THE REQUEST:
Track down each line that has the word "Daily" and copy it.
** Begin TASK MATERIAL **
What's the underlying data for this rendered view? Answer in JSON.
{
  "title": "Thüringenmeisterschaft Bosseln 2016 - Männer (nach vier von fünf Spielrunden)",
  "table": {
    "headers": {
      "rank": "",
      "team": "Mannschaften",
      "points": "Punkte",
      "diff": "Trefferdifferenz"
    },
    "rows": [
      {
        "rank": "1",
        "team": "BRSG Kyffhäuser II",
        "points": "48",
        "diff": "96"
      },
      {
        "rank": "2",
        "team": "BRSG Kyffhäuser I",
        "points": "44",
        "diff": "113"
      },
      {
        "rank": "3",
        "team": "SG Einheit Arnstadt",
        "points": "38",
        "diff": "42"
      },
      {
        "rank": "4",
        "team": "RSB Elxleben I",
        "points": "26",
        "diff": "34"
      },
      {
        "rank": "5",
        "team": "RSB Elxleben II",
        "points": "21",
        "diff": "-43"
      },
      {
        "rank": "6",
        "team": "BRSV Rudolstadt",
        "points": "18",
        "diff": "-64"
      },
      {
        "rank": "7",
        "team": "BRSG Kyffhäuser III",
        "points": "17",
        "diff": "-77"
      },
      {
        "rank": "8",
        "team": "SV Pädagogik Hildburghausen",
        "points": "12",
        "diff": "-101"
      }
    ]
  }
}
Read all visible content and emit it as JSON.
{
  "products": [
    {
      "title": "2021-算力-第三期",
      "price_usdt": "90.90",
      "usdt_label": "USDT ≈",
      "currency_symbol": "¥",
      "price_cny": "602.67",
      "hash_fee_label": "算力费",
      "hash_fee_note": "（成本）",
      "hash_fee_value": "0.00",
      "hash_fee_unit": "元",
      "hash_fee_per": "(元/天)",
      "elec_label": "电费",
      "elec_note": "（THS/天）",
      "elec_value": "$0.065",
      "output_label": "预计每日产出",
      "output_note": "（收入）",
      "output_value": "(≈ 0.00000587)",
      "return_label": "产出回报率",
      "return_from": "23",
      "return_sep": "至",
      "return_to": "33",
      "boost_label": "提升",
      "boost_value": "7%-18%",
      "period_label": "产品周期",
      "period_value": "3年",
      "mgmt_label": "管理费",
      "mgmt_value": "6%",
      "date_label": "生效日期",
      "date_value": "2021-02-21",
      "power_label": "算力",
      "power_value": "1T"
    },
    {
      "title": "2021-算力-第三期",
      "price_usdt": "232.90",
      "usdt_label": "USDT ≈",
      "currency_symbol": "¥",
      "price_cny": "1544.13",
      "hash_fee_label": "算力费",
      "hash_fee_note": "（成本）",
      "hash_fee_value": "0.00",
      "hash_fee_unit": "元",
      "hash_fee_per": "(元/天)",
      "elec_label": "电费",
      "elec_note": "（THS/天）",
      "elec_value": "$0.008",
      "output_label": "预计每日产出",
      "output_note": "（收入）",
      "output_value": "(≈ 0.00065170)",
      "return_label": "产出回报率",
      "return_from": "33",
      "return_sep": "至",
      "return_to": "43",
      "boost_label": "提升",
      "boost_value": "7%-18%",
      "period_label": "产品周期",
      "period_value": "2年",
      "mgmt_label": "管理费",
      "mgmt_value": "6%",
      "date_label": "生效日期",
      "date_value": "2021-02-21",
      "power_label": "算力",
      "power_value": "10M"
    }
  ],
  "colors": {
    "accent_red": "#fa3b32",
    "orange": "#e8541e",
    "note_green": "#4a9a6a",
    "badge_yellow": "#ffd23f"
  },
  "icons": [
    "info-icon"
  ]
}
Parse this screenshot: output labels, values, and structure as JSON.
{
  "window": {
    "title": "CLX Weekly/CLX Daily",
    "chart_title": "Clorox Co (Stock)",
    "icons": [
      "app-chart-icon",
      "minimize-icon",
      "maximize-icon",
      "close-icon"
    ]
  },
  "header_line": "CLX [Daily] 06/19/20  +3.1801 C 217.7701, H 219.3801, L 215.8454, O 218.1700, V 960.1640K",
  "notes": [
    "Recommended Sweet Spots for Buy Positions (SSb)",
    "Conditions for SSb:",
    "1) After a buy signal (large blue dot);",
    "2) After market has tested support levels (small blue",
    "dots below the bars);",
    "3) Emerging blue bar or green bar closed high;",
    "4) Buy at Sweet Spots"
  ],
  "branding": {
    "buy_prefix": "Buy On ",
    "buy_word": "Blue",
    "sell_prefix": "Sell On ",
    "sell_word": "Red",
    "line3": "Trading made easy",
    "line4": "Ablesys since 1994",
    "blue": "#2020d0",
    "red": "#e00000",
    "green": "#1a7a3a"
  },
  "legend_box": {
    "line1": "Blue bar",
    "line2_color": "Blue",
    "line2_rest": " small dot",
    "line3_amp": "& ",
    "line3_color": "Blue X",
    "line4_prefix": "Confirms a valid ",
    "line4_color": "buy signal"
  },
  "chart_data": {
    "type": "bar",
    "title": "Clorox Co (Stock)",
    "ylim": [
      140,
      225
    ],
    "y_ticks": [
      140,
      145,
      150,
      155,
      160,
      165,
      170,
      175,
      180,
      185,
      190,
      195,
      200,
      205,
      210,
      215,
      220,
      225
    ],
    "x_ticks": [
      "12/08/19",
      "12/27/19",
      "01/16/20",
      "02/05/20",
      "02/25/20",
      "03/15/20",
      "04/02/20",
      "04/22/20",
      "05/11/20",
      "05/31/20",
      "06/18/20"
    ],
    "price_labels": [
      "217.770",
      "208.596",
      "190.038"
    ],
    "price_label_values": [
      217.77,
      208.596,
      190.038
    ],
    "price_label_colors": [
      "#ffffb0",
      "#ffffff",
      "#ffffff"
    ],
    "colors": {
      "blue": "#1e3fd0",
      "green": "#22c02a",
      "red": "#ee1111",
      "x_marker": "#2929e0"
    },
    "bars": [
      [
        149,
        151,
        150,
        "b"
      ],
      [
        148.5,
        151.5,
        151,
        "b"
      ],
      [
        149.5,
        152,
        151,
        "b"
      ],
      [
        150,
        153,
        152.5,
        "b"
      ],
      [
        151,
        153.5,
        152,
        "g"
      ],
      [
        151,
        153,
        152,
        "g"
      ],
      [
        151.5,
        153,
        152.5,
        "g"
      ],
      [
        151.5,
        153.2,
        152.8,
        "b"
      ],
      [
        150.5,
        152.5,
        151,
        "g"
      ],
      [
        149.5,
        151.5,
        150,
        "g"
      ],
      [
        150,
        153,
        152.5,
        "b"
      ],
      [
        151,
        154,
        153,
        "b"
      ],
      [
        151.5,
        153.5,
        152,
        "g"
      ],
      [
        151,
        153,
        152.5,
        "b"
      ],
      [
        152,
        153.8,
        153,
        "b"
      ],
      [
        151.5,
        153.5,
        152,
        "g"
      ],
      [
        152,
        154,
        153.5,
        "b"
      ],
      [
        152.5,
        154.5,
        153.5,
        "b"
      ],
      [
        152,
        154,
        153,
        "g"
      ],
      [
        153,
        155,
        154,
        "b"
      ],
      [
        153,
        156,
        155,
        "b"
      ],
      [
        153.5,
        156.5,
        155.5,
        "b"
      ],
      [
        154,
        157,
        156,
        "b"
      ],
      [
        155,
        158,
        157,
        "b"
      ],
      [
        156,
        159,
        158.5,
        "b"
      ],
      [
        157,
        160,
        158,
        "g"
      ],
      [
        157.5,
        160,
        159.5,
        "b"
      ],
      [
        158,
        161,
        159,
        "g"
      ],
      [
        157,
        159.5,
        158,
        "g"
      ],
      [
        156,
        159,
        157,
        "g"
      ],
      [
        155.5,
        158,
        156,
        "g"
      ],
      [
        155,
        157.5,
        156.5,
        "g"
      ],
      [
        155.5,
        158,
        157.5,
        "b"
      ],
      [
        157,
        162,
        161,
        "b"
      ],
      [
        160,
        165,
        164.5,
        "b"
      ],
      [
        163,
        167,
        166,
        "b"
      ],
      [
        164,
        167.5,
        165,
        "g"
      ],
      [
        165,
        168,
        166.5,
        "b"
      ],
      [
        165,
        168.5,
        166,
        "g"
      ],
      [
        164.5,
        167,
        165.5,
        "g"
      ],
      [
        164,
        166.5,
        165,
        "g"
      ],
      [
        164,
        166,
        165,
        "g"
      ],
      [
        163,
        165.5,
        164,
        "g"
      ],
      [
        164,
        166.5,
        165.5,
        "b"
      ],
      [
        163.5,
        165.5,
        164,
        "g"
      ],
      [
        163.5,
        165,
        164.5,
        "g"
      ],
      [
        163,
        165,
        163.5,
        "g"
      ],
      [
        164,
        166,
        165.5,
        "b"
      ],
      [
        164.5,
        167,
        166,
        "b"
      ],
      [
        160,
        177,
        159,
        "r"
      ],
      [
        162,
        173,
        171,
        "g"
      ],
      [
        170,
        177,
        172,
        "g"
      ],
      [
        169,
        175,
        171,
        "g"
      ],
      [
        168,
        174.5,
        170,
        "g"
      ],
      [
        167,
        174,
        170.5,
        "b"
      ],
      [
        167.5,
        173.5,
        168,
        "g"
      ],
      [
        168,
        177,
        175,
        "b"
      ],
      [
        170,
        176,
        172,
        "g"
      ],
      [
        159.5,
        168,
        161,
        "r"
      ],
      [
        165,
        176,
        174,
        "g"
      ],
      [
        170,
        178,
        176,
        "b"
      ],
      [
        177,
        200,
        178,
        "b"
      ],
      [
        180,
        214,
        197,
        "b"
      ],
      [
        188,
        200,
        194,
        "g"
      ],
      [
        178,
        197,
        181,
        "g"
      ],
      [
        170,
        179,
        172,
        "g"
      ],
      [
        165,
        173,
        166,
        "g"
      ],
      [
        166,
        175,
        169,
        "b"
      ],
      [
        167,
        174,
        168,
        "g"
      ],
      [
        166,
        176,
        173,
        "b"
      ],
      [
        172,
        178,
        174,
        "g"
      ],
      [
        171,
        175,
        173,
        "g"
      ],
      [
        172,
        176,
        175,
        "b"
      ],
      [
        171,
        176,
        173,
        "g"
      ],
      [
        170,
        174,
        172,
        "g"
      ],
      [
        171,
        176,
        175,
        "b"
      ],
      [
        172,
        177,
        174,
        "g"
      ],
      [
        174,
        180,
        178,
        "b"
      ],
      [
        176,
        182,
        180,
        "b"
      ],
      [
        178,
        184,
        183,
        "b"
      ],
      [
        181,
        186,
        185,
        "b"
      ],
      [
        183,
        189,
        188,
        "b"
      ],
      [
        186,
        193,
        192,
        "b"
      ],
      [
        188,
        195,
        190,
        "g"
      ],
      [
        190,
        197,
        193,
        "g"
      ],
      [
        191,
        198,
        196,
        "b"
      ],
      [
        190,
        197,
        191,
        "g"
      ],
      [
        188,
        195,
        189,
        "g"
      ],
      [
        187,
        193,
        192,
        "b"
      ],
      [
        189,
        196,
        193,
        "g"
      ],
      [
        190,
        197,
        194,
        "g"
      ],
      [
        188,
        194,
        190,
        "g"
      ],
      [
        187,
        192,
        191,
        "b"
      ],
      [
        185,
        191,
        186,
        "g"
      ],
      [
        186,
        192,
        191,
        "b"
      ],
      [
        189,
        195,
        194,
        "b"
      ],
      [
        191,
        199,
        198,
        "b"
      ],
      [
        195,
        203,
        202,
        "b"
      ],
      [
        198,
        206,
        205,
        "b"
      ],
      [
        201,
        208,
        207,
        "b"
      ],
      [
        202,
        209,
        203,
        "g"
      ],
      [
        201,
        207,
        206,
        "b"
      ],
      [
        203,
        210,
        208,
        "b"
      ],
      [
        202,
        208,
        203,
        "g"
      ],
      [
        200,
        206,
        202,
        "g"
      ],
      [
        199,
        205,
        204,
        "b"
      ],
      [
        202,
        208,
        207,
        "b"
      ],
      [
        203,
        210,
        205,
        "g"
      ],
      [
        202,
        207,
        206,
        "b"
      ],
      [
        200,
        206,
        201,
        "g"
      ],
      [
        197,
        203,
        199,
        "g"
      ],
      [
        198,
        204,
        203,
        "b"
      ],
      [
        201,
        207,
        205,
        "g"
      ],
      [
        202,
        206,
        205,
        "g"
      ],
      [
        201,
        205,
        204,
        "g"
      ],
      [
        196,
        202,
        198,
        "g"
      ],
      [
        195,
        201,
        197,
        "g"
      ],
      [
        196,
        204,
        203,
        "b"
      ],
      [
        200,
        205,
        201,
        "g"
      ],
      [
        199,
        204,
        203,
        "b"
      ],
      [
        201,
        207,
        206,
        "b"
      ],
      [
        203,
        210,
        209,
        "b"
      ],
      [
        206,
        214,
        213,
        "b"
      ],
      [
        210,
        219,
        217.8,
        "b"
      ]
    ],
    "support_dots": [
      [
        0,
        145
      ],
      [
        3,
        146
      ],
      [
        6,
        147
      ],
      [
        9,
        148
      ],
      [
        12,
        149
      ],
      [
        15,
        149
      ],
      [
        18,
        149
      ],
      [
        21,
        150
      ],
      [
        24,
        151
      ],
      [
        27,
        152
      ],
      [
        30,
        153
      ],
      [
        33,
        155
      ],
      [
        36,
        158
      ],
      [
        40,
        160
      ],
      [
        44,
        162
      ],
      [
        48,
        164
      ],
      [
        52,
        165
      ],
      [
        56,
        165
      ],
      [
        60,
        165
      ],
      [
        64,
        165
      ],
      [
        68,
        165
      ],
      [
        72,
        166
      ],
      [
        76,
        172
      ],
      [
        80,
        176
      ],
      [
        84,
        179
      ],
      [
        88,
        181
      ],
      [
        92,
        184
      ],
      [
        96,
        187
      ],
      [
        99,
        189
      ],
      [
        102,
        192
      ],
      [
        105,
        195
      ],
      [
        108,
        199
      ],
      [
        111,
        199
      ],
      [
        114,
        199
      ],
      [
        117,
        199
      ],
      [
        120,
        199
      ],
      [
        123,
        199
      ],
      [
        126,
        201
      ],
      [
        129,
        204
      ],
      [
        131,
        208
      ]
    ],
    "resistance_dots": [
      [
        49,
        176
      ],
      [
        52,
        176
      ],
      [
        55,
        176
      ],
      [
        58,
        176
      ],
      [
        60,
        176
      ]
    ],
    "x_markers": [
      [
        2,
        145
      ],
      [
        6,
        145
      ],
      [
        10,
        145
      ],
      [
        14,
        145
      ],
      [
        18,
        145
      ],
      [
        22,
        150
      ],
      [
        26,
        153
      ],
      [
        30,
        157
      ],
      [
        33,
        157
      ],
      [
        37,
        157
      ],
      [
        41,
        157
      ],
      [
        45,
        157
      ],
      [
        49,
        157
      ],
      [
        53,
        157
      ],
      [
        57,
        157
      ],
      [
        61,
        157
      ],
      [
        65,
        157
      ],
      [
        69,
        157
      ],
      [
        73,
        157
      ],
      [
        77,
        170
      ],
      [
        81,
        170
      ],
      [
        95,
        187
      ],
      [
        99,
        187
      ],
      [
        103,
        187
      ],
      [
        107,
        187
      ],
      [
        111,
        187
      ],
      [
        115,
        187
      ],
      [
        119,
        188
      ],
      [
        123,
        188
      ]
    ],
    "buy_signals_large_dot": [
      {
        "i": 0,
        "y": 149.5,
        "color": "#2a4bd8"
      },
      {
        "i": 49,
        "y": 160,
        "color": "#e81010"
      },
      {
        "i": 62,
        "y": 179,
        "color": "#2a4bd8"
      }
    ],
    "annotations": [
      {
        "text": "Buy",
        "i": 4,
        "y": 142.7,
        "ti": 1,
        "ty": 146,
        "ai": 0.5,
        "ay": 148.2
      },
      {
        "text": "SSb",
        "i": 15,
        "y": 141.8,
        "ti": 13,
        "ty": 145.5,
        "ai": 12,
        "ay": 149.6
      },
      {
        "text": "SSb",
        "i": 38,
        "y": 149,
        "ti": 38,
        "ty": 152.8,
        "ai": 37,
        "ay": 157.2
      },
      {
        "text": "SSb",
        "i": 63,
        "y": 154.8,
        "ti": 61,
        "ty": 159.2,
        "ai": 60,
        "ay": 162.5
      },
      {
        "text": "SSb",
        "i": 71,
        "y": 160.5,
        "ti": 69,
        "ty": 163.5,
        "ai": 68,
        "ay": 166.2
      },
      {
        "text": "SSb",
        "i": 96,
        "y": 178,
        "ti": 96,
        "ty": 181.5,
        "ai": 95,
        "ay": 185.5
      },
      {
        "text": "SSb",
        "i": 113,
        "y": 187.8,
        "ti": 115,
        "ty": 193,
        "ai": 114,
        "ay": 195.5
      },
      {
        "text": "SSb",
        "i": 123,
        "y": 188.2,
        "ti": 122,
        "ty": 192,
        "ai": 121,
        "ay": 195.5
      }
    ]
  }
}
** End TASK MATERIAL **
THE RESPONSE:
    "title": "CLX Weekly/CLX Daily",
  "header_line": "CLX [Daily] 06/19/20  +3.1801 C 217.7701, H 219.3801, L 215.8454, O 218.1700, V 960.1640K",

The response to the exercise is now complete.